[Stored data entries]
· · · · ·

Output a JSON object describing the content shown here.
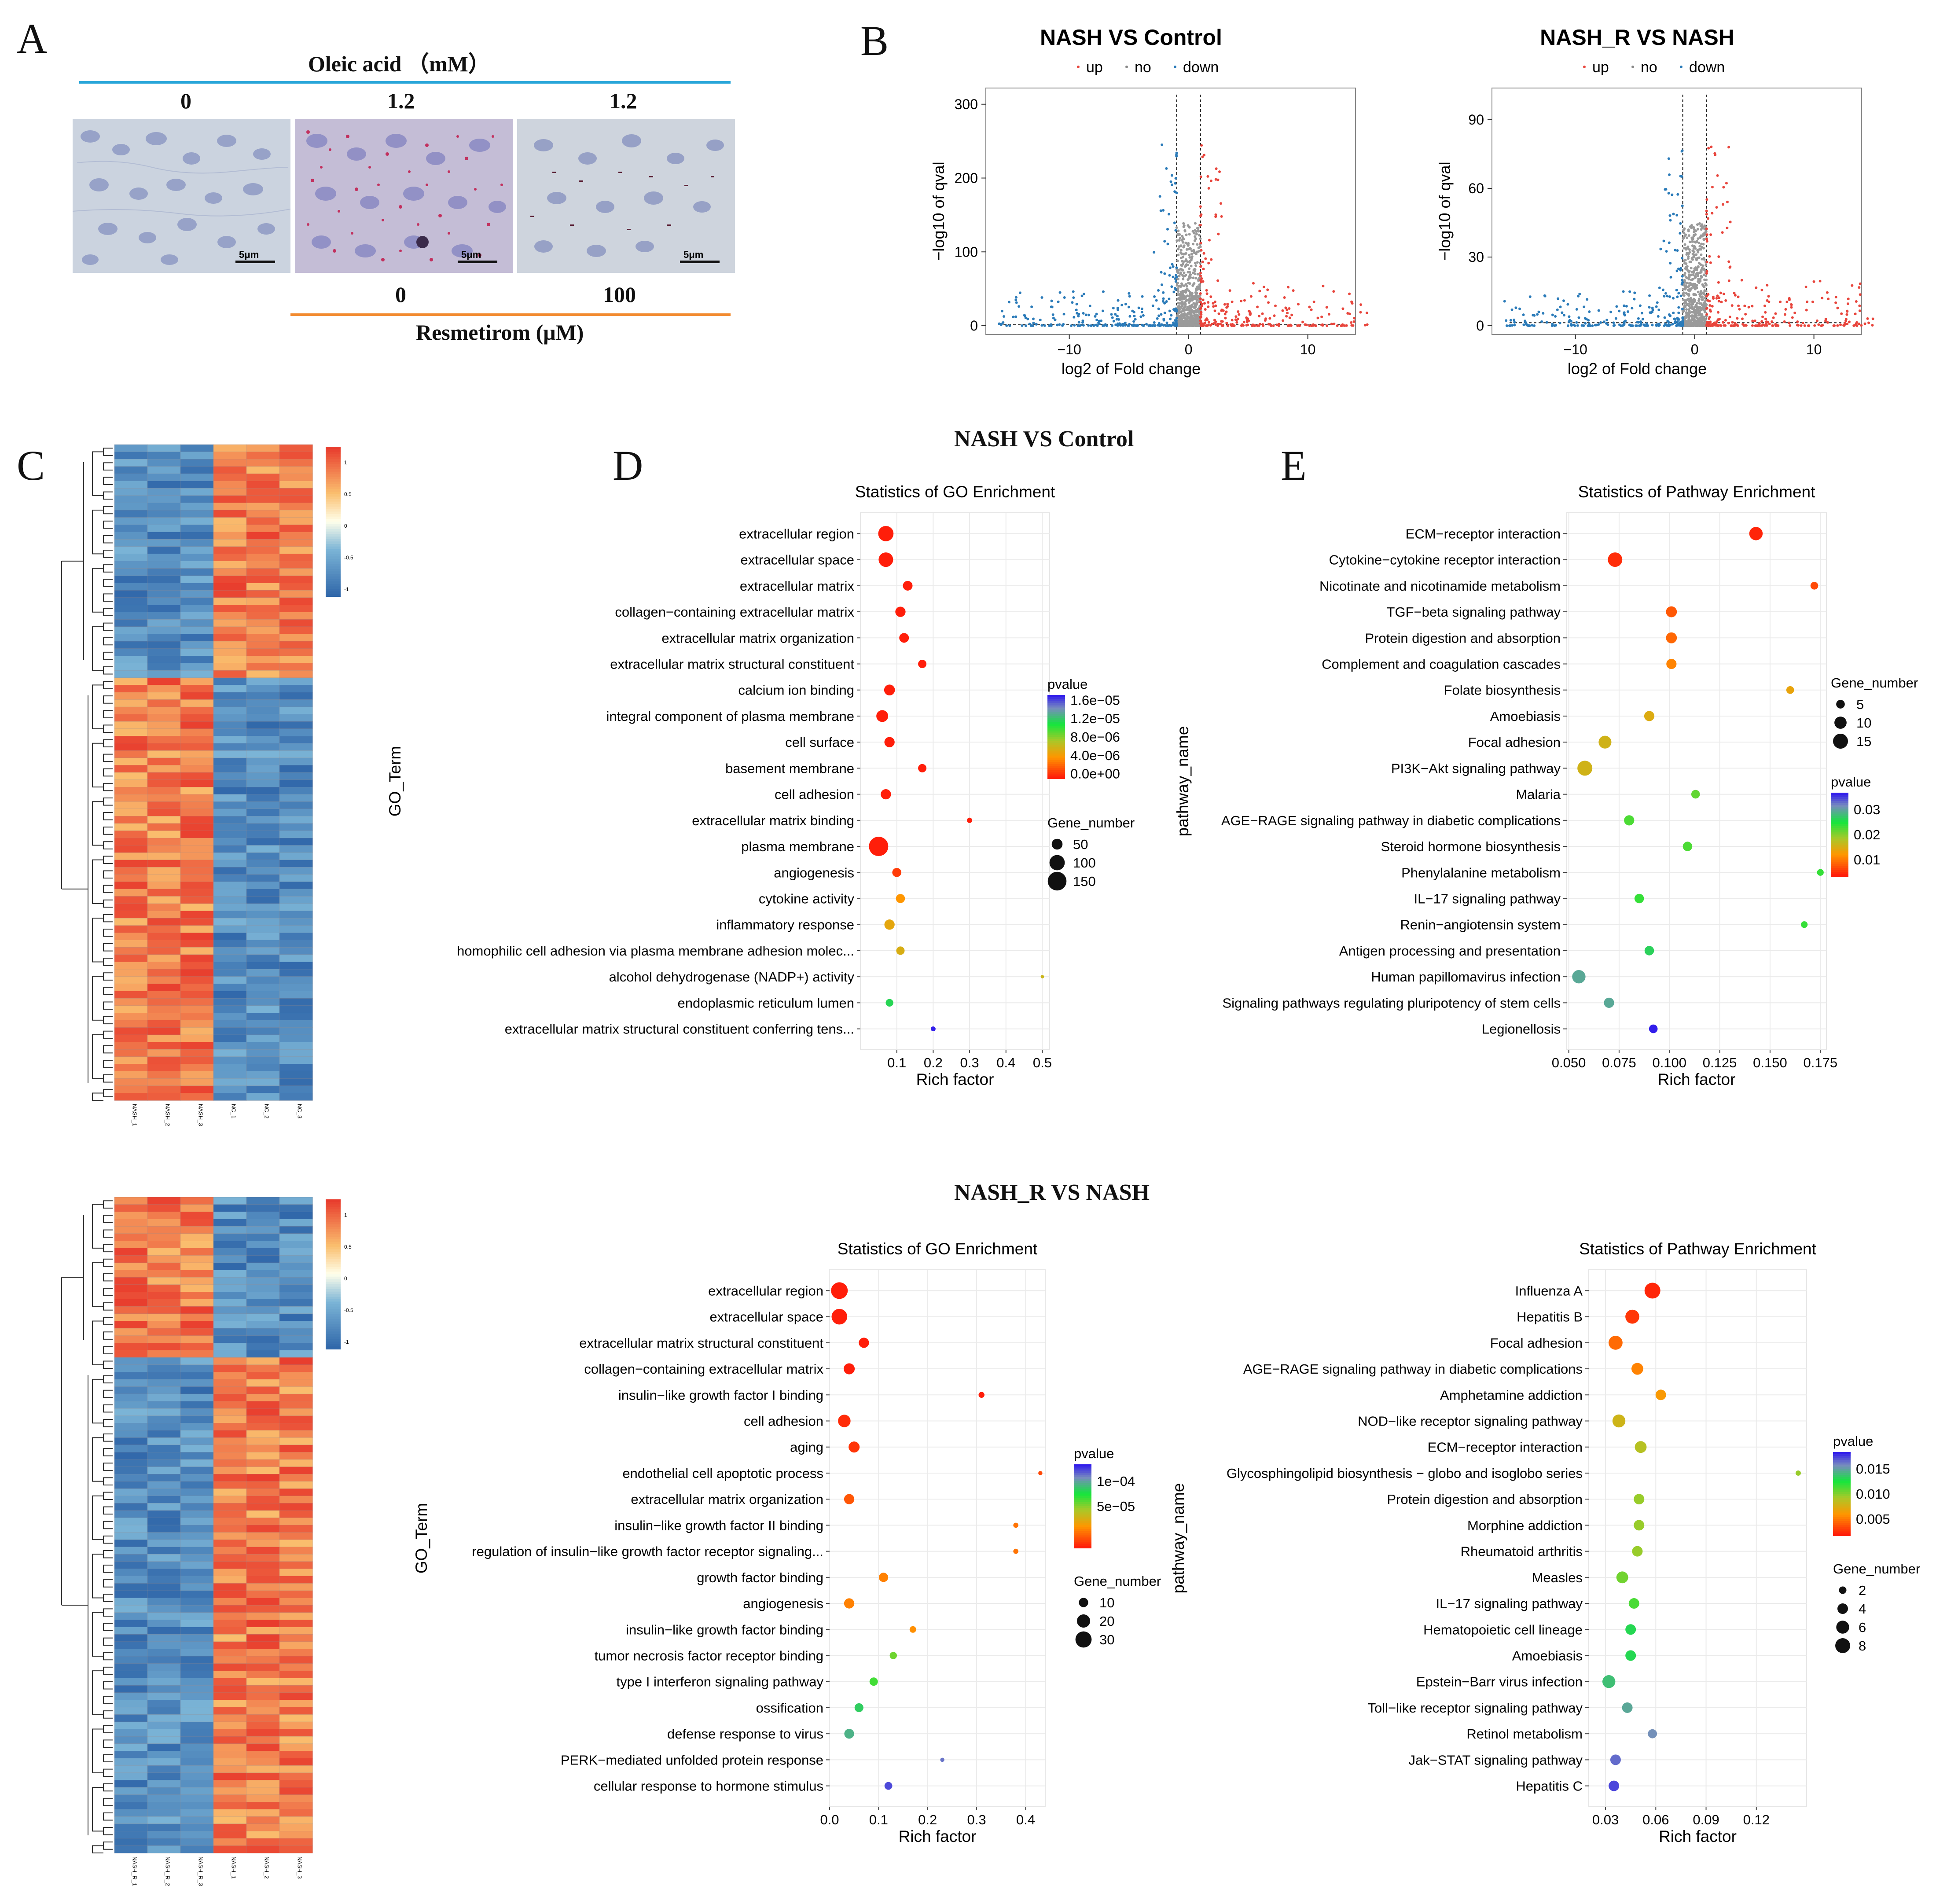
{
  "panel_letters": [
    "A",
    "B",
    "C",
    "D",
    "E"
  ],
  "panelA": {
    "top_title": "Oleic acid （mM）",
    "top_doses": [
      "0",
      "1.2",
      "1.2"
    ],
    "bottom_doses": [
      "0",
      "100"
    ],
    "bottom_title": "Resmetirom (μM)",
    "scale_bar": "5μm",
    "colors": {
      "top_line": "#29a6d9",
      "bottom_line": "#f28b30"
    }
  },
  "panelB": [
    {
      "title": "NASH VS Control",
      "legend": [
        "up",
        "no",
        "down"
      ],
      "xlabel": "log2 of Fold change",
      "ylabel": "−log10 of qval",
      "xticks": [
        "−10",
        "0",
        "10"
      ],
      "yticks": [
        "0",
        "100",
        "200",
        "300"
      ]
    },
    {
      "title": "NASH_R VS NASH",
      "legend": [
        "up",
        "no",
        "down"
      ],
      "xlabel": "log2 of Fold change",
      "ylabel": "−log10 of qval",
      "xticks": [
        "−10",
        "0",
        "10"
      ],
      "yticks": [
        "0",
        "30",
        "60",
        "90"
      ]
    }
  ],
  "section_titles": [
    "NASH VS Control",
    "NASH_R VS NASH"
  ],
  "heatmap_top": {
    "col_labels": [
      "NASH_1",
      "NASH_2",
      "NASH_3",
      "NC_1",
      "NC_2",
      "NC_3"
    ],
    "scale_ticks": [
      "1",
      "0.5",
      "0",
      "-0.5",
      "-1"
    ]
  },
  "heatmap_bottom": {
    "col_labels": [
      "NASH_R_1",
      "NASH_R_2",
      "NASH_R_3",
      "NASH_1",
      "NASH_2",
      "NASH_3"
    ],
    "scale_ticks": [
      "1",
      "0.5",
      "0",
      "-0.5",
      "-1"
    ]
  },
  "chart_data": [
    {
      "id": "go_top",
      "type": "scatter",
      "title": "Statistics of GO Enrichment",
      "xlabel": "Rich factor",
      "ylabel": "GO_Term",
      "xlim": [
        0.0,
        0.52
      ],
      "xticks": [
        0.1,
        0.2,
        0.3,
        0.4,
        0.5
      ],
      "xtick_labels": [
        "0.1",
        "0.2",
        "0.3",
        "0.4",
        "0.5"
      ],
      "color_legend": {
        "title": "pvalue",
        "labels": [
          "1.6e−05",
          "1.2e−05",
          "8.0e−06",
          "4.0e−06",
          "0.0e+00"
        ]
      },
      "size_legend": {
        "title": "Gene_number",
        "labels": [
          "50",
          "100",
          "150"
        ]
      },
      "terms": [
        "extracellular region",
        "extracellular space",
        "extracellular matrix",
        "collagen−containing extracellular matrix",
        "extracellular matrix organization",
        "extracellular matrix structural constituent",
        "calcium ion binding",
        "integral component of plasma membrane",
        "cell surface",
        "basement membrane",
        "cell adhesion",
        "extracellular matrix binding",
        "plasma membrane",
        "angiogenesis",
        "cytokine activity",
        "inflammatory response",
        "homophilic cell adhesion via plasma membrane adhesion molec...",
        "alcohol dehydrogenase (NADP+) activity",
        "endoplasmic reticulum lumen",
        "extracellular matrix structural constituent conferring tens..."
      ],
      "rich_factor": [
        0.07,
        0.07,
        0.13,
        0.11,
        0.12,
        0.17,
        0.08,
        0.06,
        0.08,
        0.17,
        0.07,
        0.3,
        0.05,
        0.1,
        0.11,
        0.08,
        0.11,
        0.5,
        0.08,
        0.2
      ],
      "gene_number": [
        100,
        90,
        40,
        45,
        40,
        30,
        50,
        60,
        45,
        30,
        45,
        12,
        160,
        35,
        35,
        45,
        30,
        5,
        25,
        10
      ],
      "pvalue": [
        0.0,
        0.0,
        0.0,
        0.0,
        0.0,
        0.0,
        0.0,
        0.0,
        0.0,
        0.0,
        0.0,
        0.0,
        0.0,
        1e-06,
        4e-06,
        5e-06,
        5.5e-06,
        6e-06,
        1.1e-05,
        1.6e-05
      ]
    },
    {
      "id": "kegg_top",
      "type": "scatter",
      "title": "Statistics of Pathway Enrichment",
      "xlabel": "Rich factor",
      "ylabel": "pathway_name",
      "xlim": [
        0.049,
        0.178
      ],
      "xticks": [
        0.05,
        0.075,
        0.1,
        0.125,
        0.15,
        0.175
      ],
      "xtick_labels": [
        "0.050",
        "0.075",
        "0.100",
        "0.125",
        "0.150",
        "0.175"
      ],
      "color_legend": {
        "title": "pvalue",
        "labels": [
          "0.03",
          "0.02",
          "0.01"
        ]
      },
      "size_legend": {
        "title": "Gene_number",
        "labels": [
          "5",
          "10",
          "15"
        ]
      },
      "terms": [
        "ECM−receptor interaction",
        "Cytokine−cytokine receptor interaction",
        "Nicotinate and nicotinamide metabolism",
        "TGF−beta signaling pathway",
        "Protein digestion and absorption",
        "Complement and coagulation cascades",
        "Folate biosynthesis",
        "Amoebiasis",
        "Focal adhesion",
        "PI3K−Akt signaling pathway",
        "Malaria",
        "AGE−RAGE signaling pathway in diabetic complications",
        "Steroid hormone biosynthesis",
        "Phenylalanine metabolism",
        "IL−17 signaling pathway",
        "Renin−angiotensin system",
        "Antigen processing and presentation",
        "Human papillomavirus infection",
        "Signaling pathways regulating pluripotency of stem cells",
        "Legionellosis"
      ],
      "rich_factor": [
        0.143,
        0.073,
        0.172,
        0.101,
        0.101,
        0.101,
        0.16,
        0.09,
        0.068,
        0.058,
        0.113,
        0.08,
        0.109,
        0.175,
        0.085,
        0.167,
        0.09,
        0.055,
        0.07,
        0.092
      ],
      "gene_number": [
        12,
        14,
        4,
        8,
        8,
        7,
        4,
        7,
        11,
        15,
        5,
        7,
        6,
        3,
        6,
        3,
        6,
        12,
        7,
        5
      ],
      "pvalue": [
        0.0005,
        0.001,
        0.003,
        0.004,
        0.005,
        0.007,
        0.01,
        0.011,
        0.012,
        0.012,
        0.018,
        0.019,
        0.019,
        0.02,
        0.02,
        0.02,
        0.023,
        0.026,
        0.026,
        0.033
      ]
    },
    {
      "id": "go_bottom",
      "type": "scatter",
      "title": "Statistics of GO Enrichment",
      "xlabel": "Rich factor",
      "ylabel": "GO_Term",
      "xlim": [
        0.0,
        0.44
      ],
      "xticks": [
        0.0,
        0.1,
        0.2,
        0.3,
        0.4
      ],
      "xtick_labels": [
        "0.0",
        "0.1",
        "0.2",
        "0.3",
        "0.4"
      ],
      "color_legend": {
        "title": "pvalue",
        "labels": [
          "1e−04",
          "5e−05"
        ]
      },
      "size_legend": {
        "title": "Gene_number",
        "labels": [
          "10",
          "20",
          "30"
        ]
      },
      "terms": [
        "extracellular region",
        "extracellular space",
        "extracellular matrix structural constituent",
        "collagen−containing extracellular matrix",
        "insulin−like growth factor I binding",
        "cell adhesion",
        "aging",
        "endothelial cell apoptotic process",
        "extracellular matrix organization",
        "insulin−like growth factor II binding",
        "regulation of insulin−like growth factor receptor signaling...",
        "growth factor binding",
        "angiogenesis",
        "insulin−like growth factor binding",
        "tumor necrosis factor receptor binding",
        "type I interferon signaling pathway",
        "ossification",
        "defense response to virus",
        "PERK−mediated unfolded protein response",
        "cellular response to hormone stimulus"
      ],
      "rich_factor": [
        0.02,
        0.02,
        0.07,
        0.04,
        0.31,
        0.03,
        0.05,
        0.43,
        0.04,
        0.38,
        0.38,
        0.11,
        0.04,
        0.17,
        0.13,
        0.09,
        0.06,
        0.04,
        0.23,
        0.12
      ],
      "gene_number": [
        32,
        28,
        12,
        14,
        4,
        18,
        14,
        2,
        12,
        3,
        3,
        10,
        12,
        5,
        6,
        8,
        9,
        11,
        2,
        7
      ],
      "pvalue": [
        0.0,
        0.0,
        0.0,
        0.0,
        0.0,
        5e-06,
        8e-06,
        1.5e-05,
        2e-05,
        3e-05,
        3e-05,
        3.5e-05,
        3.5e-05,
        4e-05,
        9e-05,
        0.0001,
        0.00012,
        0.00013,
        0.00015,
        0.00016
      ]
    },
    {
      "id": "kegg_bottom",
      "type": "scatter",
      "title": "Statistics of Pathway Enrichment",
      "xlabel": "Rich factor",
      "ylabel": "pathway_name",
      "xlim": [
        0.02,
        0.15
      ],
      "xticks": [
        0.03,
        0.06,
        0.09,
        0.12
      ],
      "xtick_labels": [
        "0.03",
        "0.06",
        "0.09",
        "0.12"
      ],
      "color_legend": {
        "title": "pvalue",
        "labels": [
          "0.015",
          "0.010",
          "0.005"
        ]
      },
      "size_legend": {
        "title": "Gene_number",
        "labels": [
          "2",
          "4",
          "6",
          "8"
        ]
      },
      "terms": [
        "Influenza A",
        "Hepatitis B",
        "Focal adhesion",
        "AGE−RAGE signaling pathway in diabetic complications",
        "Amphetamine addiction",
        "NOD−like receptor signaling pathway",
        "ECM−receptor interaction",
        "Glycosphingolipid biosynthesis − globo and isoglobo series",
        "Protein digestion and absorption",
        "Morphine addiction",
        "Rheumatoid arthritis",
        "Measles",
        "IL−17 signaling pathway",
        "Hematopoietic cell lineage",
        "Amoebiasis",
        "Epstein−Barr virus infection",
        "Toll−like receptor signaling pathway",
        "Retinol metabolism",
        "Jak−STAT signaling pathway",
        "Hepatitis C"
      ],
      "rich_factor": [
        0.058,
        0.046,
        0.036,
        0.049,
        0.063,
        0.038,
        0.051,
        0.145,
        0.05,
        0.05,
        0.049,
        0.04,
        0.047,
        0.045,
        0.045,
        0.032,
        0.043,
        0.058,
        0.036,
        0.035
      ],
      "gene_number": [
        9,
        7,
        7,
        5,
        4,
        6,
        5,
        1,
        4,
        4,
        4,
        5,
        4,
        4,
        4,
        6,
        4,
        3,
        4,
        4
      ],
      "pvalue": [
        0.0003,
        0.001,
        0.003,
        0.004,
        0.005,
        0.007,
        0.008,
        0.009,
        0.009,
        0.009,
        0.009,
        0.01,
        0.011,
        0.013,
        0.013,
        0.014,
        0.015,
        0.016,
        0.017,
        0.018
      ]
    }
  ]
}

· · · · ·

> _What the exercise asks_
Throughout the records, the word "binding" shows up on certain lines. Report how many lines, with only the number.

> _Finished task_
7